(Dataset records)
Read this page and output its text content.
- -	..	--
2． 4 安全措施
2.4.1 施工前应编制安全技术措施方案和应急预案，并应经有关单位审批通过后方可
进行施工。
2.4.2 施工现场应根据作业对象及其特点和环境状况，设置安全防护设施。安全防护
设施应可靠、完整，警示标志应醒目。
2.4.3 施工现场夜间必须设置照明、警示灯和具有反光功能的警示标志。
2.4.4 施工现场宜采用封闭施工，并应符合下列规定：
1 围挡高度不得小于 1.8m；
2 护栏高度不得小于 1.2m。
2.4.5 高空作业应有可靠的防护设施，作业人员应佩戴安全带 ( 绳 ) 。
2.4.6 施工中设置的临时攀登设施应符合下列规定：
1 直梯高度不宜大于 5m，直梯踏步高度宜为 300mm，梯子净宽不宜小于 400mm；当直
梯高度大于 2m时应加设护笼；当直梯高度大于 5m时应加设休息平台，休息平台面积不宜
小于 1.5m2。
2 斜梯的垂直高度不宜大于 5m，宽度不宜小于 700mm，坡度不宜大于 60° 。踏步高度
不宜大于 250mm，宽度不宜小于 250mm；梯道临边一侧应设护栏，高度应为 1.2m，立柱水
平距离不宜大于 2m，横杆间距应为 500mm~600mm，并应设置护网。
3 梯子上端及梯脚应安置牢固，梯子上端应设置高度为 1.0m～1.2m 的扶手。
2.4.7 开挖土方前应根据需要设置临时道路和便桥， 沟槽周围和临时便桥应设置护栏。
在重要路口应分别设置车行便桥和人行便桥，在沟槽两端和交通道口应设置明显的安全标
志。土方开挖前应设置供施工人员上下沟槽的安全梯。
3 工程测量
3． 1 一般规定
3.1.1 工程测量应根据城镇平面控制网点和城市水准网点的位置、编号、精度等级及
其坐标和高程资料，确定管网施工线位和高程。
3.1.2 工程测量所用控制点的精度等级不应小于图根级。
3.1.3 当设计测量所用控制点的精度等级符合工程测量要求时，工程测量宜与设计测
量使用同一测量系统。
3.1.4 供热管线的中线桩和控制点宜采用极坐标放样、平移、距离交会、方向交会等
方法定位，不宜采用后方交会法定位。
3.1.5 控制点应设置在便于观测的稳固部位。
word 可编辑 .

== Aim ==
Reproduce the full set of records precisely.

== Response to this task ==
Read this page and output its text content.
- -	..	--
2． 4 安全措施
2.4.1 施工前应编制安全技术措施方案和应急预案，并应经有关单位审批通过后方可
进行施工。
2.4.2 施工现场应根据作业对象及其特点和环境状况，设置安全防护设施。安全防护
设施应可靠、完整，警示标志应醒目。
2.4.3 施工现场夜间必须设置照明、警示灯和具有反光功能的警示标志。
2.4.4 施工现场宜采用封闭施工，并应符合下列规定：
1 围挡高度不得小于 1.8m；
2 护栏高度不得小于 1.2m。
2.4.5 高空作业应有可靠的防护设施，作业人员应佩戴安全带 ( 绳 ) 。
2.4.6 施工中设置的临时攀登设施应符合下列规定：
1 直梯高度不宜大于 5m，直梯踏步高度宜为 300mm，梯子净宽不宜小于 400mm；当直
梯高度大于 2m时应加设护笼；当直梯高度大于 5m时应加设休息平台，休息平台面积不宜
小于 1.5m2。
2 斜梯的垂直高度不宜大于 5m，宽度不宜小于 700mm，坡度不宜大于 60° 。踏步高度
不宜大于 250mm，宽度不宜小于 250mm；梯道临边一侧应设护栏，高度应为 1.2m，立柱水
平距离不宜大于 2m，横杆间距应为 500mm~600mm，并应设置护网。
3 梯子上端及梯脚应安置牢固，梯子上端应设置高度为 1.0m～1.2m 的扶手。
2.4.7 开挖土方前应根据需要设置临时道路和便桥， 沟槽周围和临时便桥应设置护栏。
在重要路口应分别设置车行便桥和人行便桥，在沟槽两端和交通道口应设置明显的安全标
志。土方开挖前应设置供施工人员上下沟槽的安全梯。
3 工程测量
3． 1 一般规定
3.1.1 工程测量应根据城镇平面控制网点和城市水准网点的位置、编号、精度等级及
其坐标和高程资料，确定管网施工线位和高程。
3.1.2 工程测量所用控制点的精度等级不应小于图根级。
3.1.3 当设计测量所用控制点的精度等级符合工程测量要求时，工程测量宜与设计测
量使用同一测量系统。
3.1.4 供热管线的中线桩和控制点宜采用极坐标放样、平移、距离交会、方向交会等
方法定位，不宜采用后方交会法定位。
3.1.5 控制点应设置在便于观测的稳固部位。
word 可编辑 .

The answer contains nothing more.